▶ _Request_
All the records that follow need to be reproduced exactly. Omit the images.

▶ _Data extract_
________________________________________

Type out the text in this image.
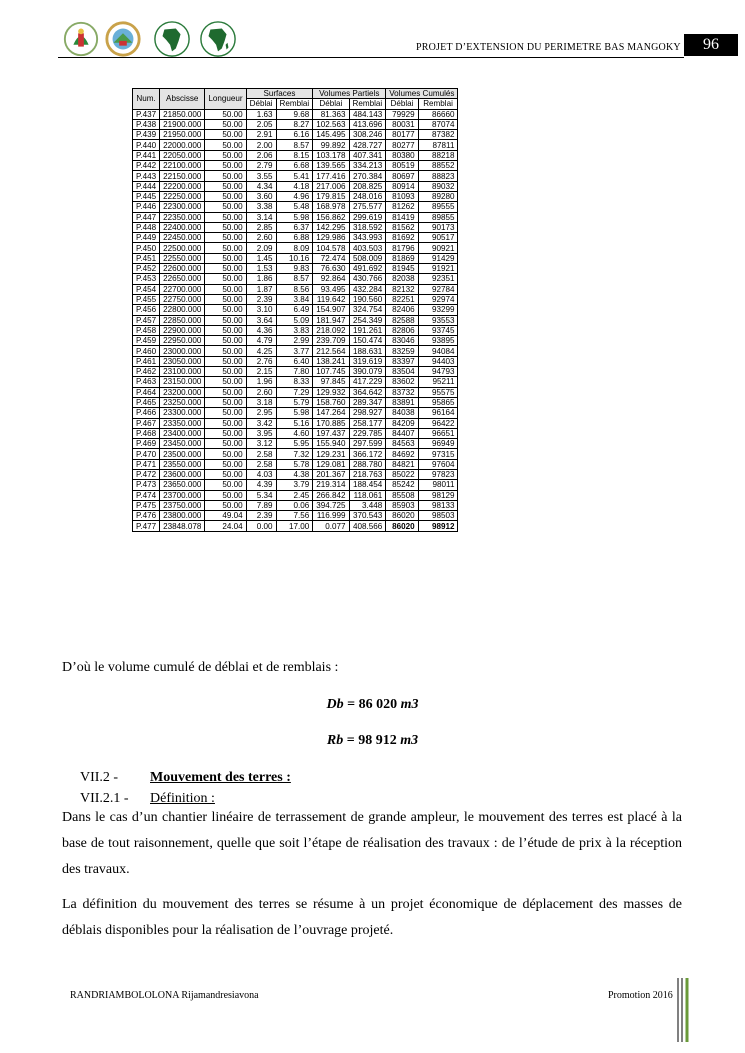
PROJET D’EXTENSION DU PERIMETRE BAS MANGOKY	96
Num.	Abscisse	Longueur	Surfaces		Volumes Partiels		Volumes Cumulés	
			Déblai	Remblai	Déblai	Remblai	Déblai	Remblai
P.437	21850.000	50.00	1.63	9.68	81.363	484.143	79929	86660
P.438	21900.000	50.00	2.05	8.27	102.563	413.696	80031	87074
P.439	21950.000	50.00	2.91	6.16	145.495	308.246	80177	87382
P.440	22000.000	50.00	2.00	8.57	99.892	428.727	80277	87811
P.441	22050.000	50.00	2.06	8.15	103.178	407.341	80380	88218
P.442	22100.000	50.00	2.79	6.68	139.565	334.213	80519	88552
P.443	22150.000	50.00	3.55	5.41	177.416	270.384	80697	88823
P.444	22200.000	50.00	4.34	4.18	217.006	208.825	80914	89032
P.445	22250.000	50.00	3.60	4.96	179.815	248.016	81093	89280
P.446	22300.000	50.00	3.38	5.48	168.978	275.577	81262	89555
P.447	22350.000	50.00	3.14	5.98	156.862	299.619	81419	89855
P.448	22400.000	50.00	2.85	6.37	142.295	318.592	81562	90173
P.449	22450.000	50.00	2.60	6.88	129.986	343.993	81692	90517
P.450	22500.000	50.00	2.09	8.09	104.578	403.503	81796	90921
P.451	22550.000	50.00	1.45	10.16	72.474	508.009	81869	91429
P.452	22600.000	50.00	1.53	9.83	76.630	491.692	81945	91921
P.453	22650.000	50.00	1.86	8.57	92.864	430.766	82038	92351
P.454	22700.000	50.00	1.87	8.56	93.495	432.284	82132	92784
P.455	22750.000	50.00	2.39	3.84	119.642	190.560	82251	92974
P.456	22800.000	50.00	3.10	6.49	154.907	324.754	82406	93299
P.457	22850.000	50.00	3.64	5.09	181.947	254.349	82588	93553
P.458	22900.000	50.00	4.36	3.83	218.092	191.261	82806	93745
P.459	22950.000	50.00	4.79	2.99	239.709	150.474	83046	93895
P.460	23000.000	50.00	4.25	3.77	212.564	188.631	83259	94084
P.461	23050.000	50.00	2.76	6.40	138.241	319.619	83397	94403
P.462	23100.000	50.00	2.15	7.80	107.745	390.079	83504	94793
P.463	23150.000	50.00	1.96	8.33	97.845	417.229	83602	95211
P.464	23200.000	50.00	2.60	7.29	129.932	364.642	83732	95575
P.465	23250.000	50.00	3.18	5.79	158.760	289.347	83891	95865
P.466	23300.000	50.00	2.95	5.98	147.264	298.927	84038	96164
P.467	23350.000	50.00	3.42	5.16	170.885	258.177	84209	96422
P.468	23400.000	50.00	3.95	4.60	197.437	229.785	84407	96651
P.469	23450.000	50.00	3.12	5.95	155.940	297.599	84563	96949
P.470	23500.000	50.00	2.58	7.32	129.231	366.172	84692	97315
P.471	23550.000	50.00	2.58	5.78	129.081	288.780	84821	97604
P.472	23600.000	50.00	4.03	4.38	201.367	218.763	85022	97823
P.473	23650.000	50.00	4.39	3.79	219.314	188.454	85242	98011
P.474	23700.000	50.00	5.34	2.45	266.842	118.061	85508	98129
P.475	23750.000	50.00	7.89	0.06	394.725	3.448	85903	98133
P.476	23800.000	49.04	2.39	7.56	116.999	370.543	86020	98503
P.477	23848.078	24.04	0.00	17.00	0.077	408.566	86020	98912
D’où le volume cumulé de déblai et de remblais :
Db = 86 020 m3
Rb = 98 912 m3
VII.2 - Mouvement des terres :
VII.2.1 - Définition :
Dans le cas d’un chantier linéaire de terrassement de grande ampleur, le mouvement des terres est placé à la base de tout raisonnement, quelle que soit l’étape de réalisation des travaux : de l’étude de prix à la réception des travaux.
La définition du mouvement des terres se résume à un projet économique de déplacement des masses de déblais disponibles pour la réalisation de l’ouvrage projeté.
RANDRIAMBOLOLONA Rijamandresiavona	Promotion 2016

________________________________________

▶ _Solution to the problem_
Type out the text in this image.
PROJET D’EXTENSION DU PERIMETRE BAS MANGOKY	96
Num.	Abscisse	Longueur	Surfaces		Volumes Partiels		Volumes Cumulés	
			Déblai	Remblai	Déblai	Remblai	Déblai	Remblai
P.437	21850.000	50.00	1.63	9.68	81.363	484.143	79929	86660
P.438	21900.000	50.00	2.05	8.27	102.563	413.696	80031	87074
P.439	21950.000	50.00	2.91	6.16	145.495	308.246	80177	87382
P.440	22000.000	50.00	2.00	8.57	99.892	428.727	80277	87811
P.441	22050.000	50.00	2.06	8.15	103.178	407.341	80380	88218
P.442	22100.000	50.00	2.79	6.68	139.565	334.213	80519	88552
P.443	22150.000	50.00	3.55	5.41	177.416	270.384	80697	88823
P.444	22200.000	50.00	4.34	4.18	217.006	208.825	80914	89032
P.445	22250.000	50.00	3.60	4.96	179.815	248.016	81093	89280
P.446	22300.000	50.00	3.38	5.48	168.978	275.577	81262	89555
P.447	22350.000	50.00	3.14	5.98	156.862	299.619	81419	89855
P.448	22400.000	50.00	2.85	6.37	142.295	318.592	81562	90173
P.449	22450.000	50.00	2.60	6.88	129.986	343.993	81692	90517
P.450	22500.000	50.00	2.09	8.09	104.578	403.503	81796	90921
P.451	22550.000	50.00	1.45	10.16	72.474	508.009	81869	91429
P.452	22600.000	50.00	1.53	9.83	76.630	491.692	81945	91921
P.453	22650.000	50.00	1.86	8.57	92.864	430.766	82038	92351
P.454	22700.000	50.00	1.87	8.56	93.495	432.284	82132	92784
P.455	22750.000	50.00	2.39	3.84	119.642	190.560	82251	92974
P.456	22800.000	50.00	3.10	6.49	154.907	324.754	82406	93299
P.457	22850.000	50.00	3.64	5.09	181.947	254.349	82588	93553
P.458	22900.000	50.00	4.36	3.83	218.092	191.261	82806	93745
P.459	22950.000	50.00	4.79	2.99	239.709	150.474	83046	93895
P.460	23000.000	50.00	4.25	3.77	212.564	188.631	83259	94084
P.461	23050.000	50.00	2.76	6.40	138.241	319.619	83397	94403
P.462	23100.000	50.00	2.15	7.80	107.745	390.079	83504	94793
P.463	23150.000	50.00	1.96	8.33	97.845	417.229	83602	95211
P.464	23200.000	50.00	2.60	7.29	129.932	364.642	83732	95575
P.465	23250.000	50.00	3.18	5.79	158.760	289.347	83891	95865
P.466	23300.000	50.00	2.95	5.98	147.264	298.927	84038	96164
P.467	23350.000	50.00	3.42	5.16	170.885	258.177	84209	96422
P.468	23400.000	50.00	3.95	4.60	197.437	229.785	84407	96651
P.469	23450.000	50.00	3.12	5.95	155.940	297.599	84563	96949
P.470	23500.000	50.00	2.58	7.32	129.231	366.172	84692	97315
P.471	23550.000	50.00	2.58	5.78	129.081	288.780	84821	97604
P.472	23600.000	50.00	4.03	4.38	201.367	218.763	85022	97823
P.473	23650.000	50.00	4.39	3.79	219.314	188.454	85242	98011
P.474	23700.000	50.00	5.34	2.45	266.842	118.061	85508	98129
P.475	23750.000	50.00	7.89	0.06	394.725	3.448	85903	98133
P.476	23800.000	49.04	2.39	7.56	116.999	370.543	86020	98503
P.477	23848.078	24.04	0.00	17.00	0.077	408.566	86020	98912
D’où le volume cumulé de déblai et de remblais :
Db = 86 020 m3
Rb = 98 912 m3
VII.2 - Mouvement des terres :
VII.2.1 - Définition :
Dans le cas d’un chantier linéaire de terrassement de grande ampleur, le mouvement des terres est placé à la base de tout raisonnement, quelle que soit l’étape de réalisation des travaux : de l’étude de prix à la réception des travaux.
La définition du mouvement des terres se résume à un projet économique de déplacement des masses de déblais disponibles pour la réalisation de l’ouvrage projeté.
RANDRIAMBOLOLONA Rijamandresiavona	Promotion 2016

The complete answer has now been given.